▶ _WRITTEN PROBLEM_: Reproduce the records below exactly as they appear, omitting any pictures they contain.

---------- RECORDS ----------

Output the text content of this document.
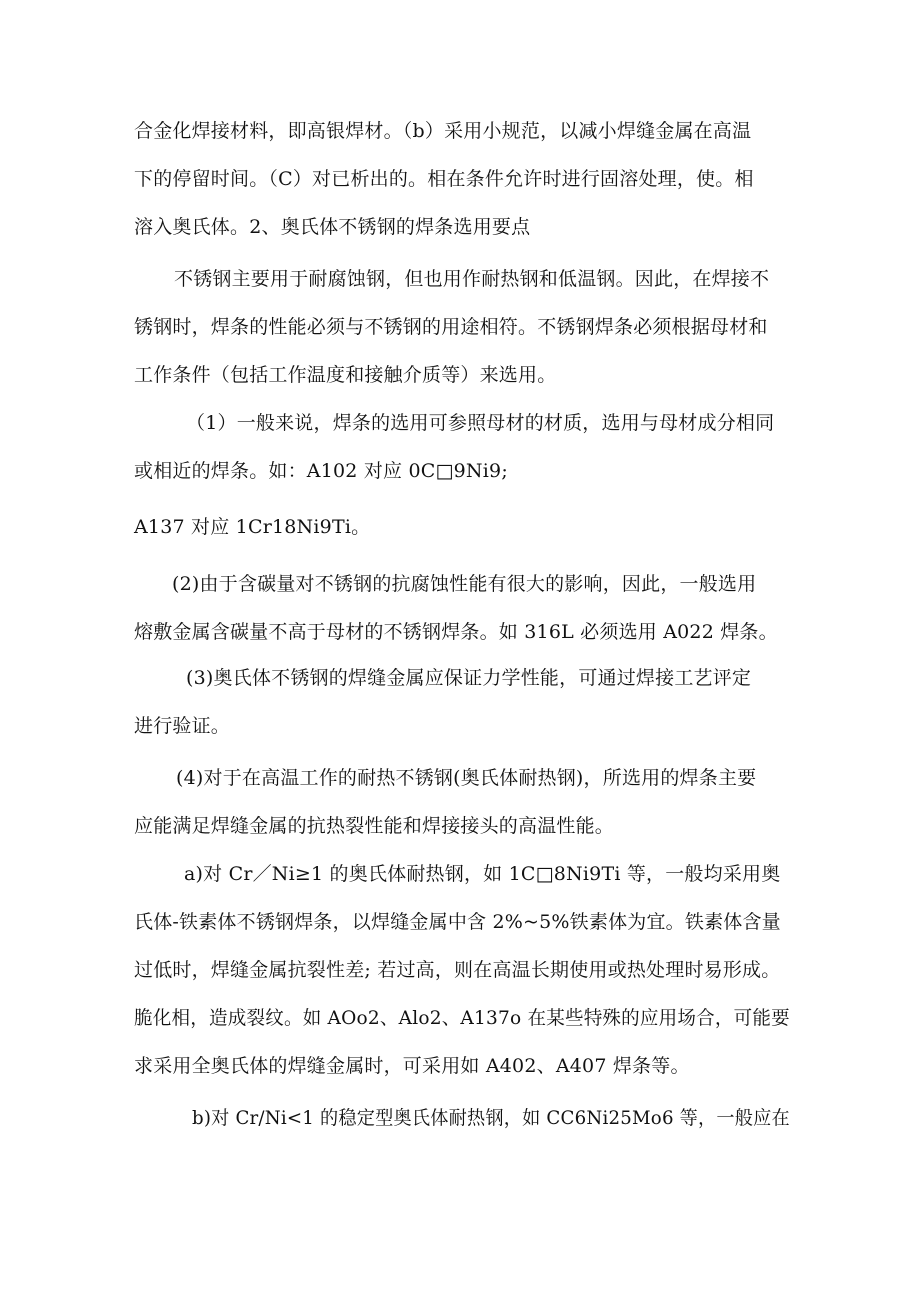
合金化焊接材料，即高银焊材。（b）采用小规范，以减小焊缝金属在高温
下的停留时间。（C）对已析出的。相在条件允许时进行固溶处理，使。相
溶入奥氏体。2、奥氏体不锈钢的焊条选用要点
不锈钢主要用于耐腐蚀钢，但也用作耐热钢和低温钢。因此，在焊接不
锈钢时，焊条的性能必须与不锈钢的用途相符。不锈钢焊条必须根据母材和
工作条件（包括工作温度和接触介质等）来选用。
（1）一般来说，焊条的选用可参照母材的材质，选用与母材成分相同
或相近的焊条。如：A102 对应 0C□9Ni9;
A137 对应 1Cr18Ni9Ti。
(2)由于含碳量对不锈钢的抗腐蚀性能有很大的影响，因此，一般选用
熔敷金属含碳量不高于母材的不锈钢焊条。如 316L 必须选用 A022 焊条。
(3)奥氏体不锈钢的焊缝金属应保证力学性能，可通过焊接工艺评定
进行验证。
(4)对于在高温工作的耐热不锈钢(奥氏体耐热钢)，所选用的焊条主要
应能满足焊缝金属的抗热裂性能和焊接接头的高温性能。
a)对 Cr／Ni≥1 的奥氏体耐热钢，如 1C□8Ni9Ti 等，一般均采用奥
氏体-铁素体不锈钢焊条，以焊缝金属中含 2%~5%铁素体为宜。铁素体含量
过低时，焊缝金属抗裂性差; 若过高，则在高温长期使用或热处理时易形成。
脆化相，造成裂纹。如 AOo2、Alo2、A137o 在某些特殊的应用场合，可能要
求采用全奥氏体的焊缝金属时，可采用如 A402、A407 焊条等。
b)对 Cr/Ni<1 的稳定型奥氏体耐热钢，如 CC6Ni25Mo6 等，一般应在
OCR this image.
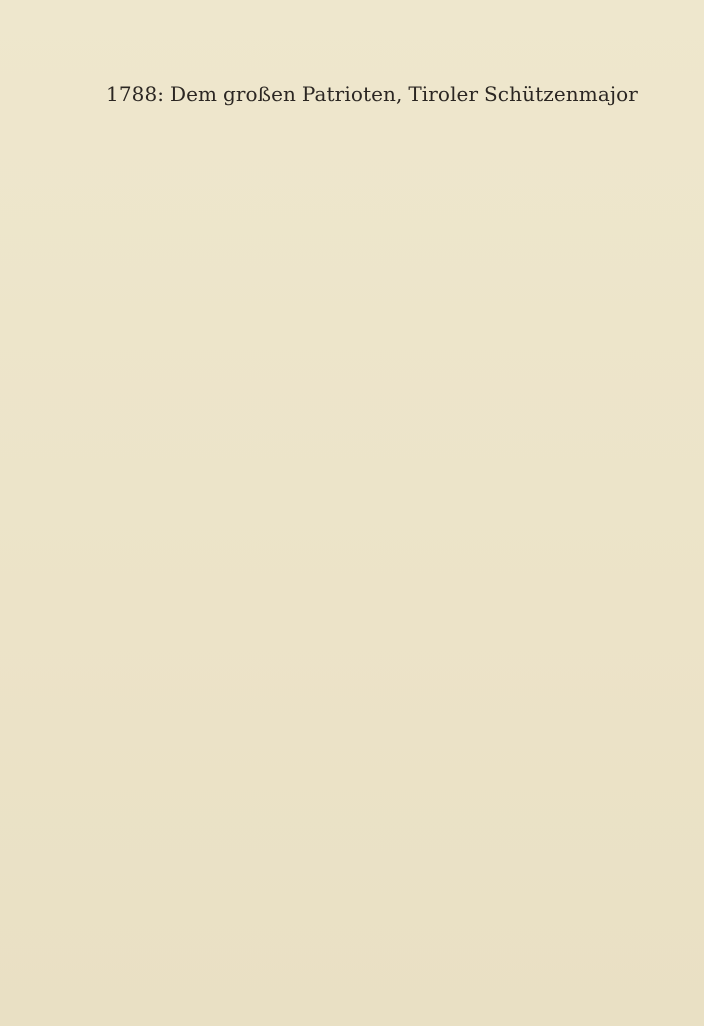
1788: Dem großen Patrioten, Tiroler Schützenmajor
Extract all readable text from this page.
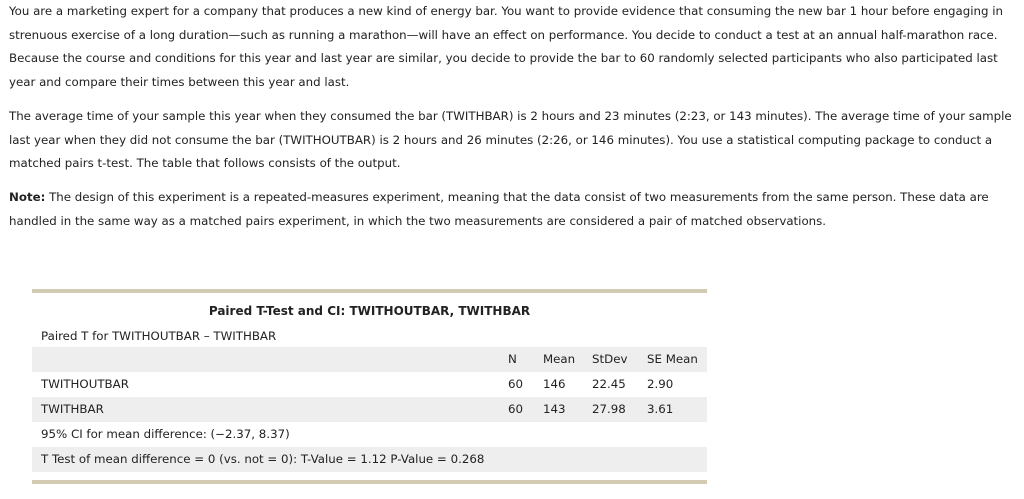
You are a marketing expert for a company that produces a new kind of energy bar. You want to provide evidence that consuming the new bar 1 hour before engaging in strenuous exercise of a long duration—such as running a marathon—will have an effect on performance. You decide to conduct a test at an annual half-marathon race. Because the course and conditions for this year and last year are similar, you decide to provide the bar to 60 randomly selected participants who also participated last year and compare their times between this year and last.

The average time of your sample this year when they consumed the bar (TWITHBAR) is 2 hours and 23 minutes (2:23, or 143 minutes). The average time of your sample last year when they did not consume the bar (TWITHOUTBAR) is 2 hours and 26 minutes (2:26, or 146 minutes). You use a statistical computing package to conduct a matched pairs t-test. The table that follows consists of the output.

Note: The design of this experiment is a repeated-measures experiment, meaning that the data consist of two measurements from the same person. These data are handled in the same way as a matched pairs experiment, in which the two measurements are considered a pair of matched observations.

Paired T-Test and CI: TWITHOUTBAR, TWITHBAR
Paired T for TWITHOUTBAR – TWITHBAR
N Mean StDev SE Mean
TWITHOUTBAR	60 146 22.45 2.90
TWITHBAR	60 143 27.98 3.61
95% CI for mean difference: (−2.37, 8.37)
T Test of mean difference = 0 (vs. not = 0): T-Value = 1.12 P-Value = 0.268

----------

▶ _RESULT FOR THIS TASK_:
Output the text content of this document.
合金化焊接材料，即高银焊材。（b）采用小规范，以减小焊缝金属在高温
下的停留时间。（C）对已析出的。相在条件允许时进行固溶处理，使。相
溶入奥氏体。2、奥氏体不锈钢的焊条选用要点
不锈钢主要用于耐腐蚀钢，但也用作耐热钢和低温钢。因此，在焊接不
锈钢时，焊条的性能必须与不锈钢的用途相符。不锈钢焊条必须根据母材和
工作条件（包括工作温度和接触介质等）来选用。
（1）一般来说，焊条的选用可参照母材的材质，选用与母材成分相同
或相近的焊条。如：A102 对应 0C□9Ni9;
A137 对应 1Cr18Ni9Ti。
(2)由于含碳量对不锈钢的抗腐蚀性能有很大的影响，因此，一般选用
熔敷金属含碳量不高于母材的不锈钢焊条。如 316L 必须选用 A022 焊条。
(3)奥氏体不锈钢的焊缝金属应保证力学性能，可通过焊接工艺评定
进行验证。
(4)对于在高温工作的耐热不锈钢(奥氏体耐热钢)，所选用的焊条主要
应能满足焊缝金属的抗热裂性能和焊接接头的高温性能。
a)对 Cr／Ni≥1 的奥氏体耐热钢，如 1C□8Ni9Ti 等，一般均采用奥
氏体-铁素体不锈钢焊条，以焊缝金属中含 2%~5%铁素体为宜。铁素体含量
过低时，焊缝金属抗裂性差; 若过高，则在高温长期使用或热处理时易形成。
脆化相，造成裂纹。如 AOo2、Alo2、A137o 在某些特殊的应用场合，可能要
求采用全奥氏体的焊缝金属时，可采用如 A402、A407 焊条等。
b)对 Cr/Ni<1 的稳定型奥氏体耐热钢，如 CC6Ni25Mo6 等，一般应在
OCR this image.
1788: Dem großen Patrioten, Tiroler Schützenmajor
Extract all readable text from this page.
You are a marketing expert for a company that produces a new kind of energy bar. You want to provide evidence that consuming the new bar 1 hour before engaging in strenuous exercise of a long duration—such as running a marathon—will have an effect on performance. You decide to conduct a test at an annual half-marathon race. Because the course and conditions for this year and last year are similar, you decide to provide the bar to 60 randomly selected participants who also participated last year and compare their times between this year and last.

The average time of your sample this year when they consumed the bar (TWITHBAR) is 2 hours and 23 minutes (2:23, or 143 minutes). The average time of your sample last year when they did not consume the bar (TWITHOUTBAR) is 2 hours and 26 minutes (2:26, or 146 minutes). You use a statistical computing package to conduct a matched pairs t-test. The table that follows consists of the output.

Note: The design of this experiment is a repeated-measures experiment, meaning that the data consist of two measurements from the same person. These data are handled in the same way as a matched pairs experiment, in which the two measurements are considered a pair of matched observations.

Paired T-Test and CI: TWITHOUTBAR, TWITHBAR
Paired T for TWITHOUTBAR – TWITHBAR
N Mean StDev SE Mean
TWITHOUTBAR	60 146 22.45 2.90
TWITHBAR	60 143 27.98 3.61
95% CI for mean difference: (−2.37, 8.37)
T Test of mean difference = 0 (vs. not = 0): T-Value = 1.12 P-Value = 0.268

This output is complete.